>> begin

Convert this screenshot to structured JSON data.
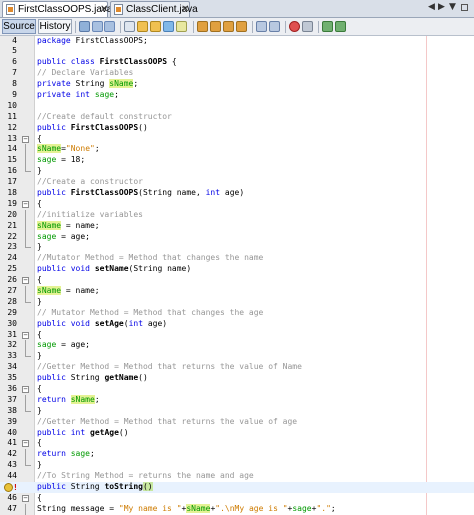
{
  "tabs": [
    {
      "label": "FirstClassOOPS.java",
      "active": true
    },
    {
      "label": "ClassClient.java",
      "active": false
    }
  ],
  "toolbar": {
    "source_label": "Source",
    "history_label": "History"
  },
  "editor": {
    "highlighted_line": 48,
    "lines": [
      {
        "n": "4",
        "t": "package FirstClassOOPS;"
      },
      {
        "n": "5",
        "t": ""
      },
      {
        "n": "6",
        "t": "public class FirstClassOOPS {"
      },
      {
        "n": "7",
        "t": "// Declare Variables"
      },
      {
        "n": "8",
        "t": "private String sName;"
      },
      {
        "n": "9",
        "t": "private int sage;"
      },
      {
        "n": "10",
        "t": ""
      },
      {
        "n": "11",
        "t": "//Create default constructor"
      },
      {
        "n": "12",
        "t": "public FirstClassOOPS()"
      },
      {
        "n": "13",
        "t": "{"
      },
      {
        "n": "14",
        "t": "sName=\"None\";"
      },
      {
        "n": "15",
        "t": "sage = 18;"
      },
      {
        "n": "16",
        "t": "}"
      },
      {
        "n": "17",
        "t": "//Create a constructor"
      },
      {
        "n": "18",
        "t": "public FirstClassOOPS(String name, int age)"
      },
      {
        "n": "19",
        "t": "{"
      },
      {
        "n": "20",
        "t": "//initialize variables"
      },
      {
        "n": "21",
        "t": "sName = name;"
      },
      {
        "n": "22",
        "t": "sage = age;"
      },
      {
        "n": "23",
        "t": "}"
      },
      {
        "n": "24",
        "t": "//Mutator Method = Method that changes the name"
      },
      {
        "n": "25",
        "t": "public void setName(String name)"
      },
      {
        "n": "26",
        "t": "{"
      },
      {
        "n": "27",
        "t": "sName = name;"
      },
      {
        "n": "28",
        "t": "}"
      },
      {
        "n": "29",
        "t": "// Mutator Method = Method that changes the age"
      },
      {
        "n": "30",
        "t": "public void setAge(int age)"
      },
      {
        "n": "31",
        "t": "{"
      },
      {
        "n": "32",
        "t": "sage = age;"
      },
      {
        "n": "33",
        "t": "}"
      },
      {
        "n": "34",
        "t": "//Getter Method = Method that returns the value of Name"
      },
      {
        "n": "35",
        "t": "public String getName()"
      },
      {
        "n": "36",
        "t": "{"
      },
      {
        "n": "37",
        "t": "return sName;"
      },
      {
        "n": "38",
        "t": "}"
      },
      {
        "n": "39",
        "t": "//Getter Method = Method that returns the value of age"
      },
      {
        "n": "40",
        "t": "public int getAge()"
      },
      {
        "n": "41",
        "t": "{"
      },
      {
        "n": "42",
        "t": "return sage;"
      },
      {
        "n": "43",
        "t": "}"
      },
      {
        "n": "44",
        "t": "//To String Method = returns the name and age"
      },
      {
        "n": "45",
        "t": "public String toString()"
      },
      {
        "n": "46",
        "t": "{"
      },
      {
        "n": "47",
        "t": "String message = \"My name is \"+sName+\".\\nMy age is \"+sage+\".\";"
      }
    ]
  },
  "colors": {
    "keyword": "#0000e6",
    "comment": "#969696",
    "string": "#ce7b00",
    "field": "#009900",
    "occurrence_highlight": "#e4f294",
    "current_line": "#e8f2fe"
  },
  "icons": [
    "java-file-icon",
    "close-icon",
    "tab-scroll-left-icon",
    "tab-scroll-right-icon",
    "tab-list-icon",
    "maximize-icon",
    "back-icon",
    "forward-icon",
    "find-icon",
    "find-previous-icon",
    "find-next-icon",
    "toggle-highlight-icon",
    "toggle-rectangular-selection-icon",
    "shift-left-icon",
    "shift-right-icon",
    "start-macro-icon",
    "stop-macro-icon",
    "comment-icon",
    "uncomment-icon",
    "fold-collapse-icon",
    "warning-bulb-icon"
  ]
}
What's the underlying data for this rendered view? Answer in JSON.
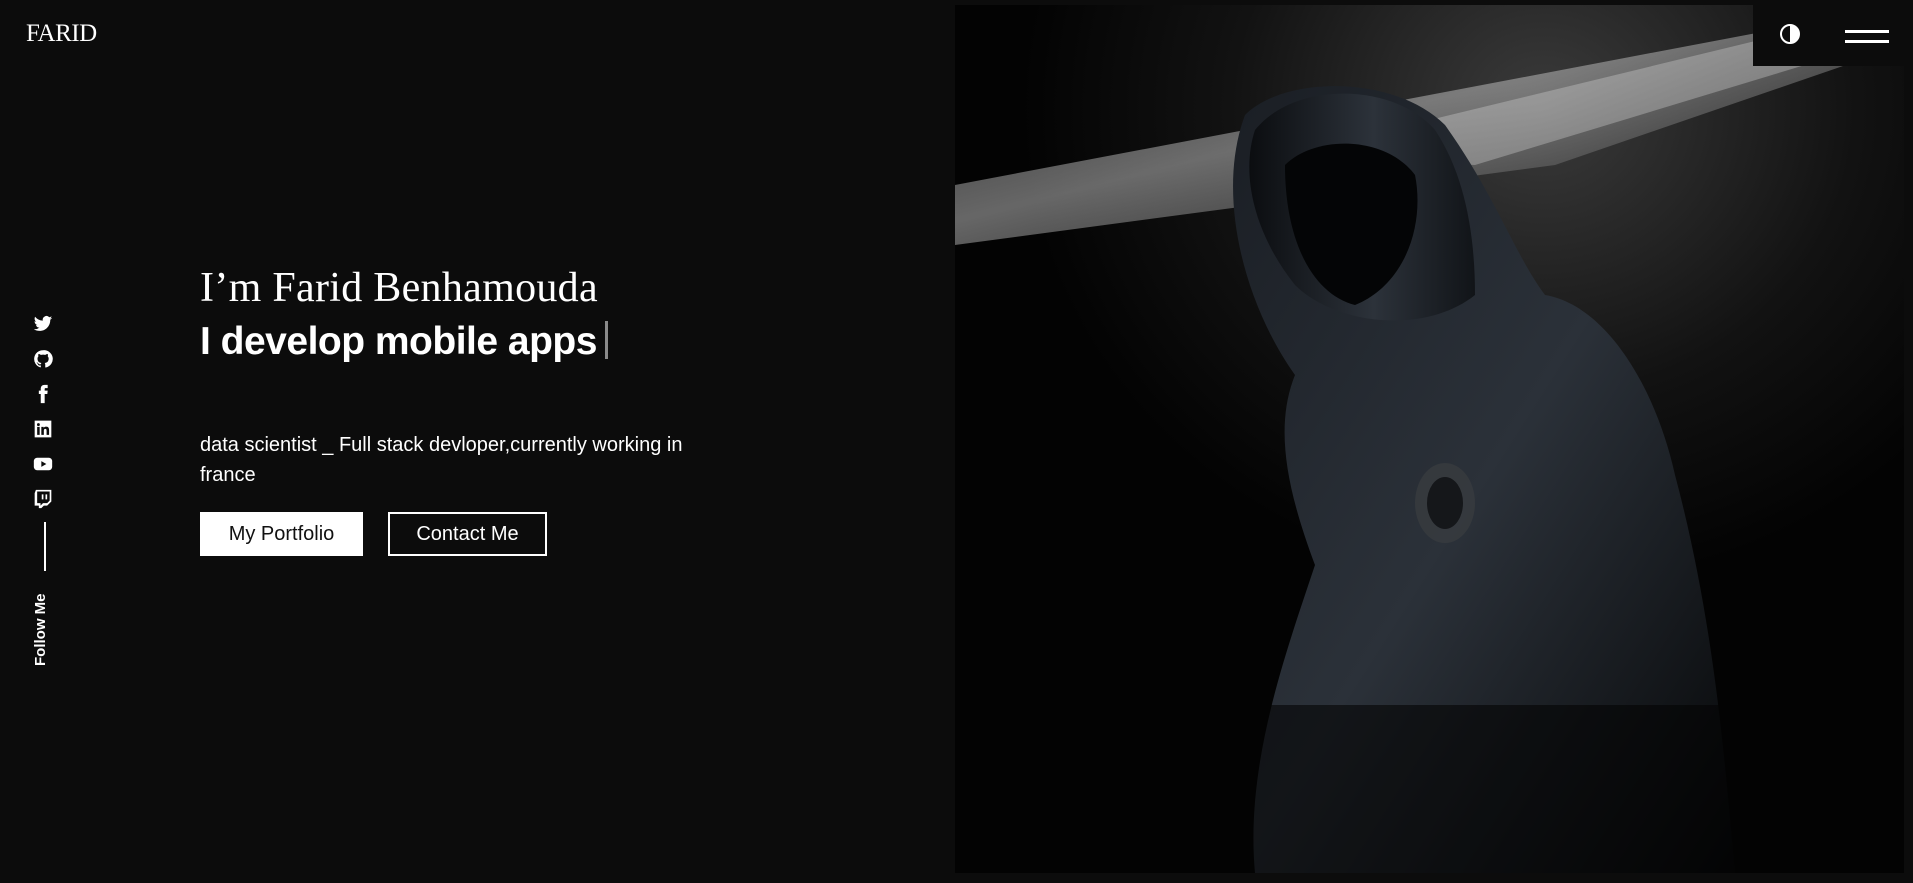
{
  "header": {
    "logo": "FARID",
    "theme_icon": "contrast-icon",
    "menu_icon": "hamburger-menu-icon"
  },
  "social": {
    "items": [
      {
        "name": "twitter",
        "icon": "twitter-icon"
      },
      {
        "name": "github",
        "icon": "github-icon"
      },
      {
        "name": "facebook",
        "icon": "facebook-icon"
      },
      {
        "name": "linkedin",
        "icon": "linkedin-icon"
      },
      {
        "name": "youtube",
        "icon": "youtube-icon"
      },
      {
        "name": "twitch",
        "icon": "twitch-icon"
      }
    ],
    "follow_label": "Follow Me"
  },
  "hero": {
    "greeting": "I’m Farid Benhamouda",
    "headline": "I develop mobile apps",
    "bio": "data scientist _ Full stack devloper,currently working in france",
    "portfolio_label": "My Portfolio",
    "contact_label": "Contact Me"
  },
  "colors": {
    "background": "#0c0c0c",
    "text": "#ffffff",
    "cursor": "#8a8a8a"
  }
}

>> end

Stated problem ::
Without including any pictures, print each record exactly.

Completed task ::
Convert this screenshot to structured JSON data.
{
  "tabs": [
    {
      "label": "FirstClassOOPS.java",
      "active": true
    },
    {
      "label": "ClassClient.java",
      "active": false
    }
  ],
  "toolbar": {
    "source_label": "Source",
    "history_label": "History"
  },
  "editor": {
    "highlighted_line": 48,
    "lines": [
      {
        "n": "4",
        "t": "package FirstClassOOPS;"
      },
      {
        "n": "5",
        "t": ""
      },
      {
        "n": "6",
        "t": "public class FirstClassOOPS {"
      },
      {
        "n": "7",
        "t": "// Declare Variables"
      },
      {
        "n": "8",
        "t": "private String sName;"
      },
      {
        "n": "9",
        "t": "private int sage;"
      },
      {
        "n": "10",
        "t": ""
      },
      {
        "n": "11",
        "t": "//Create default constructor"
      },
      {
        "n": "12",
        "t": "public FirstClassOOPS()"
      },
      {
        "n": "13",
        "t": "{"
      },
      {
        "n": "14",
        "t": "sName=\"None\";"
      },
      {
        "n": "15",
        "t": "sage = 18;"
      },
      {
        "n": "16",
        "t": "}"
      },
      {
        "n": "17",
        "t": "//Create a constructor"
      },
      {
        "n": "18",
        "t": "public FirstClassOOPS(String name, int age)"
      },
      {
        "n": "19",
        "t": "{"
      },
      {
        "n": "20",
        "t": "//initialize variables"
      },
      {
        "n": "21",
        "t": "sName = name;"
      },
      {
        "n": "22",
        "t": "sage = age;"
      },
      {
        "n": "23",
        "t": "}"
      },
      {
        "n": "24",
        "t": "//Mutator Method = Method that changes the name"
      },
      {
        "n": "25",
        "t": "public void setName(String name)"
      },
      {
        "n": "26",
        "t": "{"
      },
      {
        "n": "27",
        "t": "sName = name;"
      },
      {
        "n": "28",
        "t": "}"
      },
      {
        "n": "29",
        "t": "// Mutator Method = Method that changes the age"
      },
      {
        "n": "30",
        "t": "public void setAge(int age)"
      },
      {
        "n": "31",
        "t": "{"
      },
      {
        "n": "32",
        "t": "sage = age;"
      },
      {
        "n": "33",
        "t": "}"
      },
      {
        "n": "34",
        "t": "//Getter Method = Method that returns the value of Name"
      },
      {
        "n": "35",
        "t": "public String getName()"
      },
      {
        "n": "36",
        "t": "{"
      },
      {
        "n": "37",
        "t": "return sName;"
      },
      {
        "n": "38",
        "t": "}"
      },
      {
        "n": "39",
        "t": "//Getter Method = Method that returns the value of age"
      },
      {
        "n": "40",
        "t": "public int getAge()"
      },
      {
        "n": "41",
        "t": "{"
      },
      {
        "n": "42",
        "t": "return sage;"
      },
      {
        "n": "43",
        "t": "}"
      },
      {
        "n": "44",
        "t": "//To String Method = returns the name and age"
      },
      {
        "n": "45",
        "t": "public String toString()"
      },
      {
        "n": "46",
        "t": "{"
      },
      {
        "n": "47",
        "t": "String message = \"My name is \"+sName+\".\\nMy age is \"+sage+\".\";"
      }
    ]
  },
  "colors": {
    "keyword": "#0000e6",
    "comment": "#969696",
    "string": "#ce7b00",
    "field": "#009900",
    "occurrence_highlight": "#e4f294",
    "current_line": "#e8f2fe"
  },
  "icons": [
    "java-file-icon",
    "close-icon",
    "tab-scroll-left-icon",
    "tab-scroll-right-icon",
    "tab-list-icon",
    "maximize-icon",
    "back-icon",
    "forward-icon",
    "find-icon",
    "find-previous-icon",
    "find-next-icon",
    "toggle-highlight-icon",
    "toggle-rectangular-selection-icon",
    "shift-left-icon",
    "shift-right-icon",
    "start-macro-icon",
    "stop-macro-icon",
    "comment-icon",
    "uncomment-icon",
    "fold-collapse-icon",
    "warning-bulb-icon"
  ]
}
What's the underlying data for this rendered view? Answer in JSON.
{
  "header": {
    "logo": "FARID",
    "theme_icon": "contrast-icon",
    "menu_icon": "hamburger-menu-icon"
  },
  "social": {
    "items": [
      {
        "name": "twitter",
        "icon": "twitter-icon"
      },
      {
        "name": "github",
        "icon": "github-icon"
      },
      {
        "name": "facebook",
        "icon": "facebook-icon"
      },
      {
        "name": "linkedin",
        "icon": "linkedin-icon"
      },
      {
        "name": "youtube",
        "icon": "youtube-icon"
      },
      {
        "name": "twitch",
        "icon": "twitch-icon"
      }
    ],
    "follow_label": "Follow Me"
  },
  "hero": {
    "greeting": "I’m Farid Benhamouda",
    "headline": "I develop mobile apps",
    "bio": "data scientist _ Full stack devloper,currently working in france",
    "portfolio_label": "My Portfolio",
    "contact_label": "Contact Me"
  },
  "colors": {
    "background": "#0c0c0c",
    "text": "#ffffff",
    "cursor": "#8a8a8a"
  }
}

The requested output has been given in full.